**Required work**
Gather up the lines with the word "Odśwież" in them.

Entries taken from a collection
○ ○ ○ ○
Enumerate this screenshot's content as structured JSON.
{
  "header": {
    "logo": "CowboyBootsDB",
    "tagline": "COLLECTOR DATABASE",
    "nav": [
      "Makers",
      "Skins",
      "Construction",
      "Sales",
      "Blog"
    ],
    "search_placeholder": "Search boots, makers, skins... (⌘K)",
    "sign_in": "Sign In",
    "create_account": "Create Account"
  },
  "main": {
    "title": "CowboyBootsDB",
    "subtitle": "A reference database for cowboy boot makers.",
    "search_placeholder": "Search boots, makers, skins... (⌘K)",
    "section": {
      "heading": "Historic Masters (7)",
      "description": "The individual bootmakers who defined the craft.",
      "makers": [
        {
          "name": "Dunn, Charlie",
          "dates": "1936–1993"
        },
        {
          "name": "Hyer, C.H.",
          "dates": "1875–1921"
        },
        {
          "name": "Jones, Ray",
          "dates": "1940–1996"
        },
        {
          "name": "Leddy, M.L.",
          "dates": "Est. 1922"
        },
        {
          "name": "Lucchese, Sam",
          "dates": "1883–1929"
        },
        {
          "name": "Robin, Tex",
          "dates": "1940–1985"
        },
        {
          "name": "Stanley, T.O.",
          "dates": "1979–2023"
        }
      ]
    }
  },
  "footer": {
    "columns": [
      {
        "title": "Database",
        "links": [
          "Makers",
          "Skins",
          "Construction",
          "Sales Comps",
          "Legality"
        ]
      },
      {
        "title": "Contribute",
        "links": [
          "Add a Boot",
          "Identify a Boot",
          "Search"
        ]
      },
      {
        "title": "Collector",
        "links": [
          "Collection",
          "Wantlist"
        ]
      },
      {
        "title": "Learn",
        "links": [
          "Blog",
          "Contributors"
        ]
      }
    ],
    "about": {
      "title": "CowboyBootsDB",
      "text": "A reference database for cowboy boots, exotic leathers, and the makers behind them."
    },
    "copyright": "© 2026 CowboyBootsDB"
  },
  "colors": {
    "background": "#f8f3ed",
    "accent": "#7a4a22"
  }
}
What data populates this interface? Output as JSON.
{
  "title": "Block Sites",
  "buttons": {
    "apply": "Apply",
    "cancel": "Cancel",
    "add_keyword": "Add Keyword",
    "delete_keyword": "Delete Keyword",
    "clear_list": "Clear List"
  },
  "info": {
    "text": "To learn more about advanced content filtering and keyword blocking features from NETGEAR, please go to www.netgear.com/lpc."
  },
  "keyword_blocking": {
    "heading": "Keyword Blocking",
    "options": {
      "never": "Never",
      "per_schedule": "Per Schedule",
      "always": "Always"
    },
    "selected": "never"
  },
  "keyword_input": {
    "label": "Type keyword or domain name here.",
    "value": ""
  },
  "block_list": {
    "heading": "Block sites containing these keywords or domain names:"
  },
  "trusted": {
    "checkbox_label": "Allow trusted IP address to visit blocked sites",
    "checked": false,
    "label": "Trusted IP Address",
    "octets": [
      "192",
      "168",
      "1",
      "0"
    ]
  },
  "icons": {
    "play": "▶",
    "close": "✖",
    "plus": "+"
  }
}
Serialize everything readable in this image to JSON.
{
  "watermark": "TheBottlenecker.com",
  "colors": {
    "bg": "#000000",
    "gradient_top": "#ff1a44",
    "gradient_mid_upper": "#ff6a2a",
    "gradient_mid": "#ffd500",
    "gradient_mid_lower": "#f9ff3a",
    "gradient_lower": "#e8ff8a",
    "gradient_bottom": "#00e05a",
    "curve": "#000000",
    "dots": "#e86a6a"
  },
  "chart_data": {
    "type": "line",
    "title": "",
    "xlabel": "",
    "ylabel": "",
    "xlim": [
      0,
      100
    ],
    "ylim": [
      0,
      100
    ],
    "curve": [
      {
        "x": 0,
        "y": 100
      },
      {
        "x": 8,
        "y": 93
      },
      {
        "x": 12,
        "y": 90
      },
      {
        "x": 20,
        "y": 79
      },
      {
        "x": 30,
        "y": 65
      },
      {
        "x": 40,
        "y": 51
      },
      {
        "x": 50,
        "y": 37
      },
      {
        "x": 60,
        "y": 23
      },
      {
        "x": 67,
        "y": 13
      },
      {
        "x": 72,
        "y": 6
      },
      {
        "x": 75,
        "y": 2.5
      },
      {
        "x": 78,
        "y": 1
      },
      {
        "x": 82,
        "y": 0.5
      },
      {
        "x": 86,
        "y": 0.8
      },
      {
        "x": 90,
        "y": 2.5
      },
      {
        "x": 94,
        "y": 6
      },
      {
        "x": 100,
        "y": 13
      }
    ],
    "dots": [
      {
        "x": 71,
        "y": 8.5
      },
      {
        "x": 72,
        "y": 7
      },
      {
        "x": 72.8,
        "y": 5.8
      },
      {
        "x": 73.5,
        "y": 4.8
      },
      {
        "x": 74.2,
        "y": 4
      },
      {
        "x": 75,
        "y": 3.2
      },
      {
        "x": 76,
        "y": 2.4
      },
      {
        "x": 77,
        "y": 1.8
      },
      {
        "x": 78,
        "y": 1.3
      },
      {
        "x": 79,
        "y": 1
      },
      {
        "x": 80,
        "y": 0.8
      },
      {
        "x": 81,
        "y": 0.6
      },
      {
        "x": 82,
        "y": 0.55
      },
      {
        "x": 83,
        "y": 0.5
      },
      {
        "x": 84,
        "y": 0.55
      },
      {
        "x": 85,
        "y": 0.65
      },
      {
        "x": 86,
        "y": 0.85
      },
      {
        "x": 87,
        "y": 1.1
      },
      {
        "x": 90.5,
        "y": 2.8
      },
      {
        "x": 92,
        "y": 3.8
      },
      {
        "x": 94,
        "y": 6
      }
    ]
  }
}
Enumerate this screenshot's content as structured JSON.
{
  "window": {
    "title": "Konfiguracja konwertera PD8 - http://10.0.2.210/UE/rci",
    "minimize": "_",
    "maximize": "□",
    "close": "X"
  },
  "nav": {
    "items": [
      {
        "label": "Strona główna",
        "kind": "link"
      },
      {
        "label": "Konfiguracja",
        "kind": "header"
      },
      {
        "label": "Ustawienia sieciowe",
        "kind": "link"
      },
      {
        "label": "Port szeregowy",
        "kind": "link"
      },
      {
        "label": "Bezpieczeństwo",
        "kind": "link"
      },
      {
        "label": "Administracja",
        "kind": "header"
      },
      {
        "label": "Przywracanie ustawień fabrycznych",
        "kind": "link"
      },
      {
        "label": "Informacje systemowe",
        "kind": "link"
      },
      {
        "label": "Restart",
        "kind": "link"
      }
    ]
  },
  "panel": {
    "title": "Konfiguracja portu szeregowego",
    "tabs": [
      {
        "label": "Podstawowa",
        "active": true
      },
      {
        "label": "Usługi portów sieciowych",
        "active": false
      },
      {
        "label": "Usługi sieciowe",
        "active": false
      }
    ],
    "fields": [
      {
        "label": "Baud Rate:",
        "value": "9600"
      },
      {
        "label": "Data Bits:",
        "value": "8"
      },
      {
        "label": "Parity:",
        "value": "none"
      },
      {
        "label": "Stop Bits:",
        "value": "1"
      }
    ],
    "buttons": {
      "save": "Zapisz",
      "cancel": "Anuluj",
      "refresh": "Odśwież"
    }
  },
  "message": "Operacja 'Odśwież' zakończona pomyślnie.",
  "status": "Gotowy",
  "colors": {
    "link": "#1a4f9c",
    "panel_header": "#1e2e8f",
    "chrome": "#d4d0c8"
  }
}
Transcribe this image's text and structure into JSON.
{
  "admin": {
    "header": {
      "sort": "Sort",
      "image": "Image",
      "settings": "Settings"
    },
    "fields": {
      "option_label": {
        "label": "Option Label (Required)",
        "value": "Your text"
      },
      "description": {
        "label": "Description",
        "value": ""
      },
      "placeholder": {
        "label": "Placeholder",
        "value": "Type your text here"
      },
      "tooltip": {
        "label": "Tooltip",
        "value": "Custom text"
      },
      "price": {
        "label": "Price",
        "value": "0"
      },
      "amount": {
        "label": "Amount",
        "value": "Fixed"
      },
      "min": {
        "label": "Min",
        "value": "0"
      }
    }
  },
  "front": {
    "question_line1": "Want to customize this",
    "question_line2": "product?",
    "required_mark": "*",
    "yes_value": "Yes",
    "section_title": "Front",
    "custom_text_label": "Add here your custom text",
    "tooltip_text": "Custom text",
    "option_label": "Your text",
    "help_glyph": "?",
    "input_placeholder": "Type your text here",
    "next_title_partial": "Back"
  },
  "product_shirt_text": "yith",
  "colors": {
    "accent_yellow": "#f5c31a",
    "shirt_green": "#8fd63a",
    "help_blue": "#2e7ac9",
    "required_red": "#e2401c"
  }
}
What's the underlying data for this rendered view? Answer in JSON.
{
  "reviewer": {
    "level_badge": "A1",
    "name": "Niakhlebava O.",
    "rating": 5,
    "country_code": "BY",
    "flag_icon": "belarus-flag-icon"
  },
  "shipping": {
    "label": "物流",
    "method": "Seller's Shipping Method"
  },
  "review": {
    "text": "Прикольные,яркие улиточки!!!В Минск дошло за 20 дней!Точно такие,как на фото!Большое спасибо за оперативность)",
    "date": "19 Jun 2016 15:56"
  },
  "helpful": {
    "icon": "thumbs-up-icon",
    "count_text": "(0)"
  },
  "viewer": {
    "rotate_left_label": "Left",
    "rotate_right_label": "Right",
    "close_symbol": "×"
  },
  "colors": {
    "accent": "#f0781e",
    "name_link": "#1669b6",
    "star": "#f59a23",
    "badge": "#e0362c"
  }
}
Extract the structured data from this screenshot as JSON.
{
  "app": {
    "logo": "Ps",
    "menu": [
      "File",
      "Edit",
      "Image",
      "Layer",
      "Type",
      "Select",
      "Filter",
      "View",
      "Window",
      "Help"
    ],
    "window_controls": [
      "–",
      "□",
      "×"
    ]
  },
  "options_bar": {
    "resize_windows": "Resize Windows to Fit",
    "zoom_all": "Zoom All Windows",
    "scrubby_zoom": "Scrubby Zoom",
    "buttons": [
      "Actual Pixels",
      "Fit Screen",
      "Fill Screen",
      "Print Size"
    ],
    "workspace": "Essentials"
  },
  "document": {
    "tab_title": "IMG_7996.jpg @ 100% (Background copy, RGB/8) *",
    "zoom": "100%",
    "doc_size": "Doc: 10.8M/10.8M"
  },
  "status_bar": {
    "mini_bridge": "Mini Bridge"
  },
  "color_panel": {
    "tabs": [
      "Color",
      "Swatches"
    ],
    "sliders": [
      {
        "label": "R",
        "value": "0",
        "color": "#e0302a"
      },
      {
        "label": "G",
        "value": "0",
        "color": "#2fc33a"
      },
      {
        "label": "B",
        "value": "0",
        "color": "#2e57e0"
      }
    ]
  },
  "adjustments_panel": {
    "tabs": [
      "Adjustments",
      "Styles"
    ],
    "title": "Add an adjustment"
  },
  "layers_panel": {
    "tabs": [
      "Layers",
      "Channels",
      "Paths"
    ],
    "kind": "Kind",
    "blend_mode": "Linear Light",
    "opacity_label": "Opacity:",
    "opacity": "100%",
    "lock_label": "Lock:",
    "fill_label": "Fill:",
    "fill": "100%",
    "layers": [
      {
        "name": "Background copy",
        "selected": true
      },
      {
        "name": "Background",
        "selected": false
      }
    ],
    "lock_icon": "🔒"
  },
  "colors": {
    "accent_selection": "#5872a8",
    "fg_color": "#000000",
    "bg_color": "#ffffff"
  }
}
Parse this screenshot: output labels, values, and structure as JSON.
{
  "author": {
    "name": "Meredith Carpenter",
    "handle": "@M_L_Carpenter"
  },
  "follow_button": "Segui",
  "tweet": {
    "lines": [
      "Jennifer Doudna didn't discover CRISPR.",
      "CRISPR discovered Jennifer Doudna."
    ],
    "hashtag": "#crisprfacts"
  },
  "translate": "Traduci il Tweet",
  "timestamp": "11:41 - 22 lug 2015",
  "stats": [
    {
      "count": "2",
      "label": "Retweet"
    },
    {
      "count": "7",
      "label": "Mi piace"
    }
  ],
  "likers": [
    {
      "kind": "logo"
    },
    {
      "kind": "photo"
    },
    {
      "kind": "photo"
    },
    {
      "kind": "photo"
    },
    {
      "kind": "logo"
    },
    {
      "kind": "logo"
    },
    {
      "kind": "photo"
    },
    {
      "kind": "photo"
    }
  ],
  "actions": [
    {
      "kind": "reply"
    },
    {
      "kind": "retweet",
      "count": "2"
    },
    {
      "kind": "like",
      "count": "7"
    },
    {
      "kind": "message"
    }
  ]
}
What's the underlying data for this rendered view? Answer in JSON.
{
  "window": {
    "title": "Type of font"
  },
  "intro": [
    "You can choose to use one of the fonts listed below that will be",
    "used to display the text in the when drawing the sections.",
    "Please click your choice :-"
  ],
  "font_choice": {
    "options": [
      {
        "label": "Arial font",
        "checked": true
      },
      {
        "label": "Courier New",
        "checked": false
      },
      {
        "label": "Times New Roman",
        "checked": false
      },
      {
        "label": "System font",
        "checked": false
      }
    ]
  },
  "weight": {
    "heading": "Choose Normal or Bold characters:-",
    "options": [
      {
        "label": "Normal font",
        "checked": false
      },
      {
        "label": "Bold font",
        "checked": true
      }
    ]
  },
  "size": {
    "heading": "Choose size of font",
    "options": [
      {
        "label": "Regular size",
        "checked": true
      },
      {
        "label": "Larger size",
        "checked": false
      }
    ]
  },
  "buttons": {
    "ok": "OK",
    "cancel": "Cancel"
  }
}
○ ○ ○ ○
**Exercise answer**
      "refresh": "Odśwież"
  "message": "Operacja 'Odśwież' zakończona pomyślnie.",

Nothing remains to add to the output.